◆ Brief
Rewrite every line of the rows below as a numbered list, leaving out any blank lines.

(Rows from a dataset)
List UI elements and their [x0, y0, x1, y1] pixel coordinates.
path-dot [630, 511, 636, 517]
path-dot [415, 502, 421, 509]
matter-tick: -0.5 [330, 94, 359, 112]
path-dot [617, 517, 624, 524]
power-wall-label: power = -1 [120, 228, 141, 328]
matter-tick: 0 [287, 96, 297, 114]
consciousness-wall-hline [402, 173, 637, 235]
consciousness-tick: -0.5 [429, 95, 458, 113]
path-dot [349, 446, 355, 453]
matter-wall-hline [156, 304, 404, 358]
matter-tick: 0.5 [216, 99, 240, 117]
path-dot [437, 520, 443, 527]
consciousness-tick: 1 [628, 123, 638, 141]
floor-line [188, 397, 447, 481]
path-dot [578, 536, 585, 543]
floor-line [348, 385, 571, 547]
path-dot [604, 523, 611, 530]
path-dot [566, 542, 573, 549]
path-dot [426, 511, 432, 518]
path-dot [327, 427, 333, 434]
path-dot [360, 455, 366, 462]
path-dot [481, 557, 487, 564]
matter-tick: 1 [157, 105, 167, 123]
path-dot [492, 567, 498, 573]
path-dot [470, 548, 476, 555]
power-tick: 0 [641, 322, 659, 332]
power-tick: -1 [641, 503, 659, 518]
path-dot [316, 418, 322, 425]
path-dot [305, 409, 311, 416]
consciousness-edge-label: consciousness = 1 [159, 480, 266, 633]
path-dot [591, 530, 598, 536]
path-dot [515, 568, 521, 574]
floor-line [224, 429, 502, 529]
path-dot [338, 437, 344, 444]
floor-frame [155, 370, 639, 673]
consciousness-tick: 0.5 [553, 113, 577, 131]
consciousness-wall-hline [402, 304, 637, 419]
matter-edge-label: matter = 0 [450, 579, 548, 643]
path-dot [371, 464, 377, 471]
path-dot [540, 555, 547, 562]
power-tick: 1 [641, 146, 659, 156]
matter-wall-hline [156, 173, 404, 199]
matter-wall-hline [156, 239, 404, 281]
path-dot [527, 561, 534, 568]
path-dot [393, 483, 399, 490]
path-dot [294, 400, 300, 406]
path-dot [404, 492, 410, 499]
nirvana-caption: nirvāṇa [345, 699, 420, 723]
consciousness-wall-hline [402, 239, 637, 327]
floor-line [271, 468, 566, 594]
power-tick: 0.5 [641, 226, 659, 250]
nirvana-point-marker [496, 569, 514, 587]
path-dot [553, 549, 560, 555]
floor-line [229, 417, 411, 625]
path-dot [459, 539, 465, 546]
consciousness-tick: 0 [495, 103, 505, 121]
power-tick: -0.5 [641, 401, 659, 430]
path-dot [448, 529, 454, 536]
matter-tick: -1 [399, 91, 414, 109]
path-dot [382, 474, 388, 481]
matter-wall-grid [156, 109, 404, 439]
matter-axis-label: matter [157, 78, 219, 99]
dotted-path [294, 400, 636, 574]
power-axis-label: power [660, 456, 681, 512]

◆ Exercise response
1. List UI elements and their [x0, y0, x1, y1] pixel coordinates.
2. path-dot [630, 511, 636, 517]
3. path-dot [415, 502, 421, 509]
4. matter-tick: -0.5 [330, 94, 359, 112]
5. path-dot [617, 517, 624, 524]
6. power-wall-label: power = -1 [120, 228, 141, 328]
7. matter-tick: 0 [287, 96, 297, 114]
8. consciousness-wall-hline [402, 173, 637, 235]
9. consciousness-tick: -0.5 [429, 95, 458, 113]
10. path-dot [349, 446, 355, 453]
11. matter-wall-hline [156, 304, 404, 358]
12. matter-tick: 0.5 [216, 99, 240, 117]
13. path-dot [437, 520, 443, 527]
14. consciousness-tick: 1 [628, 123, 638, 141]
15. floor-line [188, 397, 447, 481]
16. path-dot [578, 536, 585, 543]
17. floor-line [348, 385, 571, 547]
18. path-dot [604, 523, 611, 530]
19. path-dot [566, 542, 573, 549]
20. path-dot [426, 511, 432, 518]
21. path-dot [327, 427, 333, 434]
22. path-dot [360, 455, 366, 462]
23. path-dot [481, 557, 487, 564]
24. matter-tick: 1 [157, 105, 167, 123]
25. path-dot [492, 567, 498, 573]
26. path-dot [470, 548, 476, 555]
27. power-tick: 0 [641, 322, 659, 332]
28. power-tick: -1 [641, 503, 659, 518]
29. path-dot [316, 418, 322, 425]
30. path-dot [305, 409, 311, 416]
31. consciousness-edge-label: consciousness = 1 [159, 480, 266, 633]
32. path-dot [591, 530, 598, 536]
33. path-dot [515, 568, 521, 574]
34. floor-line [224, 429, 502, 529]
35. path-dot [338, 437, 344, 444]
36. floor-frame [155, 370, 639, 673]
37. consciousness-tick: 0.5 [553, 113, 577, 131]
38. consciousness-wall-hline [402, 304, 637, 419]
39. matter-edge-label: matter = 0 [450, 579, 548, 643]
40. path-dot [371, 464, 377, 471]
41. path-dot [540, 555, 547, 562]
42. power-tick: 1 [641, 146, 659, 156]
43. matter-wall-hline [156, 173, 404, 199]
44. matter-wall-hline [156, 239, 404, 281]
45. path-dot [527, 561, 534, 568]
46. path-dot [393, 483, 399, 490]
47. path-dot [294, 400, 300, 406]
48. path-dot [404, 492, 410, 499]
49. nirvana-caption: nirvāṇa [345, 699, 420, 723]
50. consciousness-wall-hline [402, 239, 637, 327]
51. floor-line [271, 468, 566, 594]
52. power-tick: 0.5 [641, 226, 659, 250]
53. nirvana-point-marker [496, 569, 514, 587]
54. path-dot [553, 549, 560, 555]
55. floor-line [229, 417, 411, 625]
56. path-dot [459, 539, 465, 546]
57. consciousness-tick: 0 [495, 103, 505, 121]
58. power-tick: -0.5 [641, 401, 659, 430]
59. path-dot [448, 529, 454, 536]
60. matter-tick: -1 [399, 91, 414, 109]
61. path-dot [382, 474, 388, 481]
62. matter-wall-grid [156, 109, 404, 439]
63. matter-axis-label: matter [157, 78, 219, 99]
64. dotted-path [294, 400, 636, 574]
65. power-axis-label: power [660, 456, 681, 512]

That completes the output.